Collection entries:
○ ○ ○ ○ ○ ○ ○

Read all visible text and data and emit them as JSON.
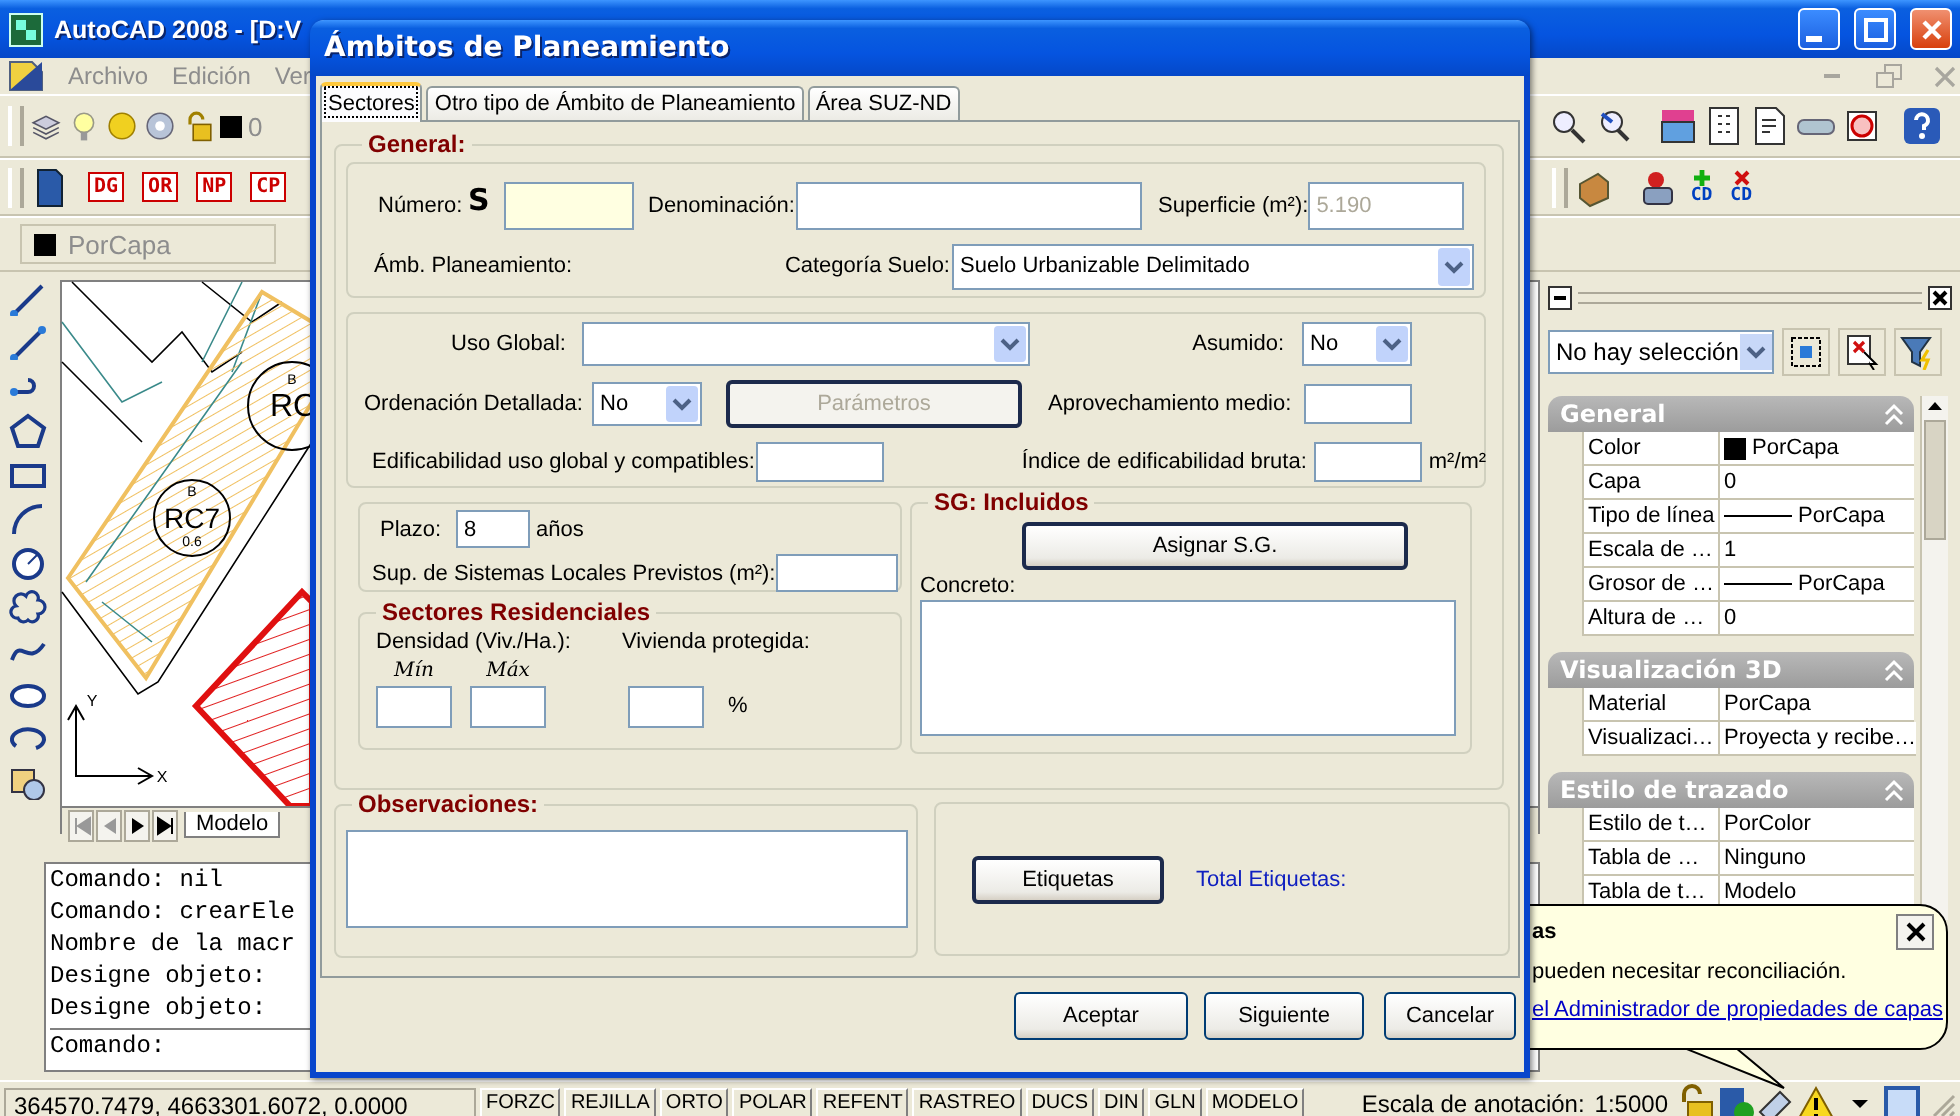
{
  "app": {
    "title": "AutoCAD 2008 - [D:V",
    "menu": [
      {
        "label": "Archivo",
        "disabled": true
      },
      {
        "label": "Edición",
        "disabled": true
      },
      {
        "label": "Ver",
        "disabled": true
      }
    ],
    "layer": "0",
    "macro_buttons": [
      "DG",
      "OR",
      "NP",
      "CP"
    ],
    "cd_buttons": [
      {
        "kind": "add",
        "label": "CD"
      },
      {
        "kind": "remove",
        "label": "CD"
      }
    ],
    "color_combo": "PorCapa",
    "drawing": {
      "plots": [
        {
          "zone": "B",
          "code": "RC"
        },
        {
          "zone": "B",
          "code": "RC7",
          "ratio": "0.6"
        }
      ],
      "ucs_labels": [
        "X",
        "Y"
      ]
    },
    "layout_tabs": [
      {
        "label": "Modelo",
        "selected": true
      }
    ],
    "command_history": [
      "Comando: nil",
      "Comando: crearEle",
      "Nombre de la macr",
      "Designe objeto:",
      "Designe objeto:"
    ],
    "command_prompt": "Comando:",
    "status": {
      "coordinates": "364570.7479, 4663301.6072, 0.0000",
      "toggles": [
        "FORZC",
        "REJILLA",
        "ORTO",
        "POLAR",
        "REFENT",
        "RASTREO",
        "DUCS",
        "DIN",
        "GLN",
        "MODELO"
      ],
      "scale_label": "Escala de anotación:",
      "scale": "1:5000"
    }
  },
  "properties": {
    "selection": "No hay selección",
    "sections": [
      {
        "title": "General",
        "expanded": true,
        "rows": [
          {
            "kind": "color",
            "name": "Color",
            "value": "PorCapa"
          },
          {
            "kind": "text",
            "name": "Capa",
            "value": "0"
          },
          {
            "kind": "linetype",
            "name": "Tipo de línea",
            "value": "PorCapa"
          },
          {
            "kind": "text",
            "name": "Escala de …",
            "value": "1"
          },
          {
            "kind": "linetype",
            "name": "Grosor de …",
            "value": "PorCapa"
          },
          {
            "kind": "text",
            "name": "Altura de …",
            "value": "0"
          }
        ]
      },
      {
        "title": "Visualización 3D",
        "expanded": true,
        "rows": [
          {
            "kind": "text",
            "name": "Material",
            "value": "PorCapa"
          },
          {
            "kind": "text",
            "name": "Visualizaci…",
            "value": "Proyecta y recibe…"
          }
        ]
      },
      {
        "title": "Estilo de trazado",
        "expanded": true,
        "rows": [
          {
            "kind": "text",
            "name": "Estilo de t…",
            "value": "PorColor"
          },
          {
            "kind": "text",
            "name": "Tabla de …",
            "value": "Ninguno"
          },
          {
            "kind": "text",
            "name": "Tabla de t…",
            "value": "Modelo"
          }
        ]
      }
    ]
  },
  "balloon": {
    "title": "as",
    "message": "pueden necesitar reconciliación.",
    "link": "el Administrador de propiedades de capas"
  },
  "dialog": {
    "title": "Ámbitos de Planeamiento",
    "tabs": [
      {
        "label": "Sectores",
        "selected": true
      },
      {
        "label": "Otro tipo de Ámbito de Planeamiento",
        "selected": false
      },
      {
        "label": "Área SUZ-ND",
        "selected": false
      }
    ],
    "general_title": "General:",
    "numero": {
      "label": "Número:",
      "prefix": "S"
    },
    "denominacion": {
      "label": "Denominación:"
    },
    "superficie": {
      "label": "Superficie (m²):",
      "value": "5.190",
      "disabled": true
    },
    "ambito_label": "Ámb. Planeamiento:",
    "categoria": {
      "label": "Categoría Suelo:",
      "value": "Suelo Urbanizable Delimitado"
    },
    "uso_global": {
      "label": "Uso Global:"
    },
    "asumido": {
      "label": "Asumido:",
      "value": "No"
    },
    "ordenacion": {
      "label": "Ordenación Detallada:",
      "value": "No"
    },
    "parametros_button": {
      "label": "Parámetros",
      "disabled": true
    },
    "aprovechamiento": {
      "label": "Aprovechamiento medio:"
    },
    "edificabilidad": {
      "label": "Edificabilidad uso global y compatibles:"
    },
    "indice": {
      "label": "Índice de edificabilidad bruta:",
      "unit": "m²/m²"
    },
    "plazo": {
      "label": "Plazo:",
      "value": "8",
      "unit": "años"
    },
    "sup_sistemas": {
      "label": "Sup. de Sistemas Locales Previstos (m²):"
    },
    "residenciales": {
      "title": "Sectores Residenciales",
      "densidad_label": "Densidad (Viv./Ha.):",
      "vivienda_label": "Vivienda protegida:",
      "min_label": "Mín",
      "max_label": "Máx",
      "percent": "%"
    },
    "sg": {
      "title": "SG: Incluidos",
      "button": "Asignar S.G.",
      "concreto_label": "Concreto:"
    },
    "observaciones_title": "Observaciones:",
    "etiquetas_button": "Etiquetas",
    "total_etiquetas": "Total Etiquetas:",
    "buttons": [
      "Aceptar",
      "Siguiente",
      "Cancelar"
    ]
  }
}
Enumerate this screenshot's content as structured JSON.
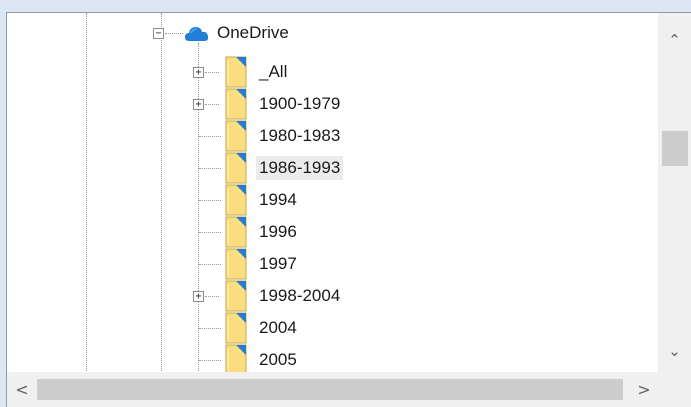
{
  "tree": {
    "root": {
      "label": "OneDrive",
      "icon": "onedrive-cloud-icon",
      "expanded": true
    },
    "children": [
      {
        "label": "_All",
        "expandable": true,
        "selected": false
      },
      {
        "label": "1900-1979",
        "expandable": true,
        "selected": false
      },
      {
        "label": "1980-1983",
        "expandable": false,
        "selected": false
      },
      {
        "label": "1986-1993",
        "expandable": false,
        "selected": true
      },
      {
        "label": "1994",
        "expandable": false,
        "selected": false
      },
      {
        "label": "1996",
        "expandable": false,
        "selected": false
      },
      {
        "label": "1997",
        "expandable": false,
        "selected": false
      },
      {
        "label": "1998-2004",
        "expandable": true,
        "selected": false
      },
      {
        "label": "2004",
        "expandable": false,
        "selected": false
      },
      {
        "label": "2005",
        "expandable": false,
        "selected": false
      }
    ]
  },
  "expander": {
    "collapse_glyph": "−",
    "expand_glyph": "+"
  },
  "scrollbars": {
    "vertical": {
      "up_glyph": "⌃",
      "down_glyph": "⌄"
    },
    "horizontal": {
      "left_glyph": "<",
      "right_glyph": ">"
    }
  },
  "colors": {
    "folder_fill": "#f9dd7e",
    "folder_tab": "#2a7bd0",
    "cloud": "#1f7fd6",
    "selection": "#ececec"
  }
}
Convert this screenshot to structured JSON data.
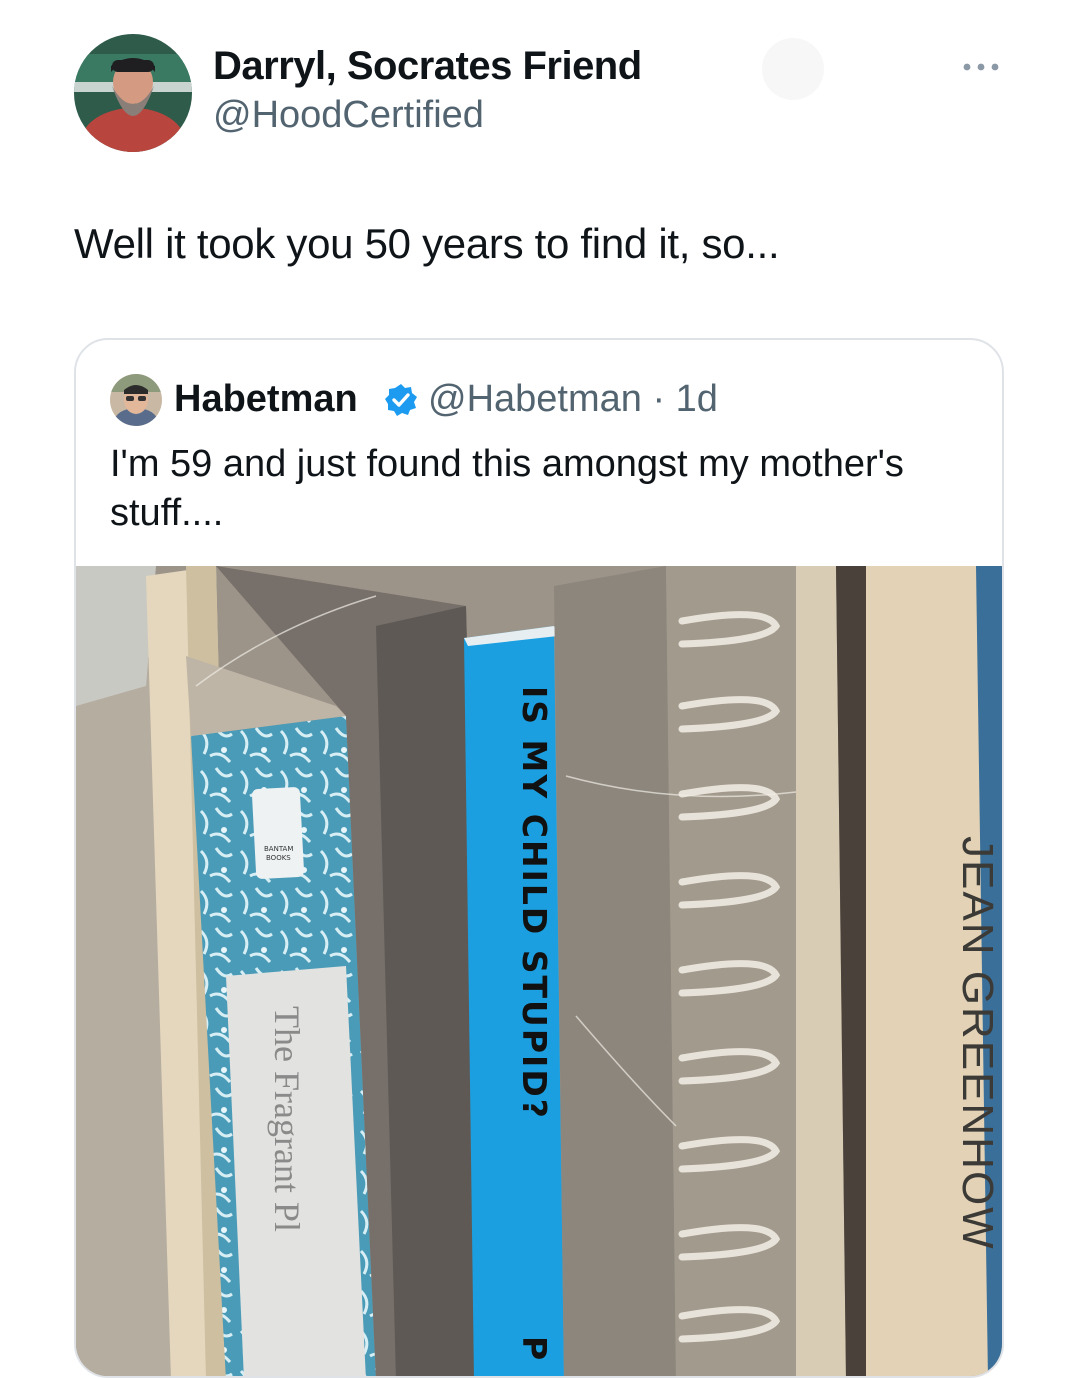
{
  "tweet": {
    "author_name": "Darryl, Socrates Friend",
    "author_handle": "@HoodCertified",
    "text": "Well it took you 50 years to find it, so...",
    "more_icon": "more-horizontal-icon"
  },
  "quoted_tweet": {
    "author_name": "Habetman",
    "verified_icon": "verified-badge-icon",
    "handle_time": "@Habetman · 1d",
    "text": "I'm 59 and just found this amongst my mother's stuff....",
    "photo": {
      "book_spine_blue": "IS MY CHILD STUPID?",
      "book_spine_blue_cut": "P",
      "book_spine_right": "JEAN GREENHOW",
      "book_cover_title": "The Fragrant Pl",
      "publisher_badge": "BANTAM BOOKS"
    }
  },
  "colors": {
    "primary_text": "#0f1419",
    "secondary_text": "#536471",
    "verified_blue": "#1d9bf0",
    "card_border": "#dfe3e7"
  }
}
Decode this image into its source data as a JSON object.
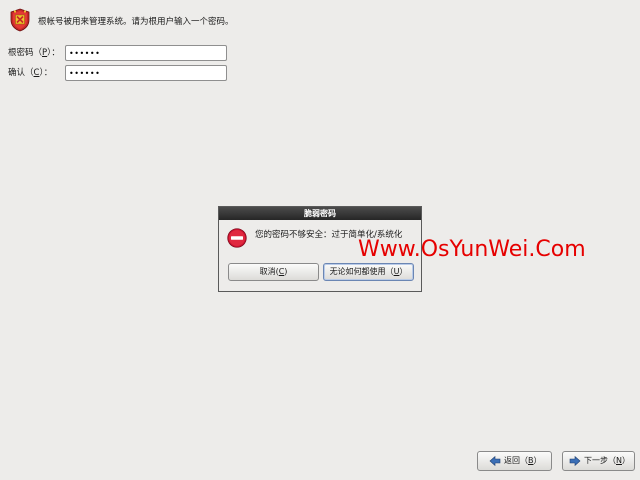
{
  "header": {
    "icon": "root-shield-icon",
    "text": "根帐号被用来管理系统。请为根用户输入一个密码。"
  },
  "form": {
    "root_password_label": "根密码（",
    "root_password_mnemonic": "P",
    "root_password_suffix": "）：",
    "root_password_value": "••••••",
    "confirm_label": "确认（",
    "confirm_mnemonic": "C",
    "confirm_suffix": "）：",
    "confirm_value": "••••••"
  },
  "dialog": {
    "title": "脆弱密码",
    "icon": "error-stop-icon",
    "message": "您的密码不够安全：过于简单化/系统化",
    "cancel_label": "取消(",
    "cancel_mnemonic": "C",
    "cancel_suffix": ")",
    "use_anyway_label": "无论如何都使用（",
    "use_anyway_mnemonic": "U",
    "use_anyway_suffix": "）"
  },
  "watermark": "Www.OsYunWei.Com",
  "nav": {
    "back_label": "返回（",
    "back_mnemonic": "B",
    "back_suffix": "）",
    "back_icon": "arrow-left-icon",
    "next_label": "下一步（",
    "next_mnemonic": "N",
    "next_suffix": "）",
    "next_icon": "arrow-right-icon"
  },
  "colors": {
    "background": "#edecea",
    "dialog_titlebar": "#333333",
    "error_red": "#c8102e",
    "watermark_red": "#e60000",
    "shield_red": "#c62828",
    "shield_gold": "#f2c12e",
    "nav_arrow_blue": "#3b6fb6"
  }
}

○ ○ ○ ○ ○ ○ ○

**Goal:** From the listing above, find the number of lines with the word "Habetman" in them. Answer with the number only.

**Task solution:** 2